§ Stated exercise
Copy out each line of the material below with no changes.

.....

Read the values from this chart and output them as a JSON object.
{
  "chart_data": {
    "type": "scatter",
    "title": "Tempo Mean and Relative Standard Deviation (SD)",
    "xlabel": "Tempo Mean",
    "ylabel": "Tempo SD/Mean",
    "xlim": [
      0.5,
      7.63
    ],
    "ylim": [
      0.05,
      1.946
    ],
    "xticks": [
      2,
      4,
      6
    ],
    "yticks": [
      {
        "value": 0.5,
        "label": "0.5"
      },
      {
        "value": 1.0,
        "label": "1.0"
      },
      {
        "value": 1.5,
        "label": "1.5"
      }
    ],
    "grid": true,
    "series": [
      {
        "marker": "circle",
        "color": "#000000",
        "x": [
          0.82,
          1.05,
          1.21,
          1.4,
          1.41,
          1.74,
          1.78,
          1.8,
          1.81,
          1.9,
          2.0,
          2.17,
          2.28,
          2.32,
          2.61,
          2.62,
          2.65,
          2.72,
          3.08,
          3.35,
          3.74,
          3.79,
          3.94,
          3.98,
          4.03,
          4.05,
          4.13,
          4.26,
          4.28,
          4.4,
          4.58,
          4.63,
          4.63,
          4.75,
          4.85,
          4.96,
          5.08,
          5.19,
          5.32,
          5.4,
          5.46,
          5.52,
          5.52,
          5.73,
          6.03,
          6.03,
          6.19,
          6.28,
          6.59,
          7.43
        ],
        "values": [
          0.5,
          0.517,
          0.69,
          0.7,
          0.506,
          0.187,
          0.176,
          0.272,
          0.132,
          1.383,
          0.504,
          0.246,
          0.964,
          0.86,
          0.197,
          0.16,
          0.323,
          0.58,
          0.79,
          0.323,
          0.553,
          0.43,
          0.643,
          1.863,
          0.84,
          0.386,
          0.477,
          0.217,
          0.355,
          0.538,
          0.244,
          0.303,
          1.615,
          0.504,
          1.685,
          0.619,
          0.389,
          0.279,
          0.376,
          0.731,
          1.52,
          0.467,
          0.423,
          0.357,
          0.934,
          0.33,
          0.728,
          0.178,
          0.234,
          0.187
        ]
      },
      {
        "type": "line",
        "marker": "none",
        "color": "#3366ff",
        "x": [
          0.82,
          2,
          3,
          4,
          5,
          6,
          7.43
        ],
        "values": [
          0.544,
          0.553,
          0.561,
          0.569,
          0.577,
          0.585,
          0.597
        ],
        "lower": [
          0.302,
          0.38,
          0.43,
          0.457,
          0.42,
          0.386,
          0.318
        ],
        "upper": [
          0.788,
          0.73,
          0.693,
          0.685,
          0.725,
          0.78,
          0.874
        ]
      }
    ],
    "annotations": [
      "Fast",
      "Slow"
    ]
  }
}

.....

§ Expected answer
Read the values from this chart and output them as a JSON object.
{
  "chart_data": {
    "type": "scatter",
    "title": "Tempo Mean and Relative Standard Deviation (SD)",
    "xlabel": "Tempo Mean",
    "ylabel": "Tempo SD/Mean",
    "xlim": [
      0.5,
      7.63
    ],
    "ylim": [
      0.05,
      1.946
    ],
    "xticks": [
      2,
      4,
      6
    ],
    "yticks": [
      {
        "value": 0.5,
        "label": "0.5"
      },
      {
        "value": 1.0,
        "label": "1.0"
      },
      {
        "value": 1.5,
        "label": "1.5"
      }
    ],
    "grid": true,
    "series": [
      {
        "marker": "circle",
        "color": "#000000",
        "x": [
          0.82,
          1.05,
          1.21,
          1.4,
          1.41,
          1.74,
          1.78,
          1.8,
          1.81,
          1.9,
          2.0,
          2.17,
          2.28,
          2.32,
          2.61,
          2.62,
          2.65,
          2.72,
          3.08,
          3.35,
          3.74,
          3.79,
          3.94,
          3.98,
          4.03,
          4.05,
          4.13,
          4.26,
          4.28,
          4.4,
          4.58,
          4.63,
          4.63,
          4.75,
          4.85,
          4.96,
          5.08,
          5.19,
          5.32,
          5.4,
          5.46,
          5.52,
          5.52,
          5.73,
          6.03,
          6.03,
          6.19,
          6.28,
          6.59,
          7.43
        ],
        "values": [
          0.5,
          0.517,
          0.69,
          0.7,
          0.506,
          0.187,
          0.176,
          0.272,
          0.132,
          1.383,
          0.504,
          0.246,
          0.964,
          0.86,
          0.197,
          0.16,
          0.323,
          0.58,
          0.79,
          0.323,
          0.553,
          0.43,
          0.643,
          1.863,
          0.84,
          0.386,
          0.477,
          0.217,
          0.355,
          0.538,
          0.244,
          0.303,
          1.615,
          0.504,
          1.685,
          0.619,
          0.389,
          0.279,
          0.376,
          0.731,
          1.52,
          0.467,
          0.423,
          0.357,
          0.934,
          0.33,
          0.728,
          0.178,
          0.234,
          0.187
        ]
      },
      {
        "type": "line",
        "marker": "none",
        "color": "#3366ff",
        "x": [
          0.82,
          2,
          3,
          4,
          5,
          6,
          7.43
        ],
        "values": [
          0.544,
          0.553,
          0.561,
          0.569,
          0.577,
          0.585,
          0.597
        ],
        "lower": [
          0.302,
          0.38,
          0.43,
          0.457,
          0.42,
          0.386,
          0.318
        ],
        "upper": [
          0.788,
          0.73,
          0.693,
          0.685,
          0.725,
          0.78,
          0.874
        ]
      }
    ],
    "annotations": [
      "Fast",
      "Slow"
    ]
  }
}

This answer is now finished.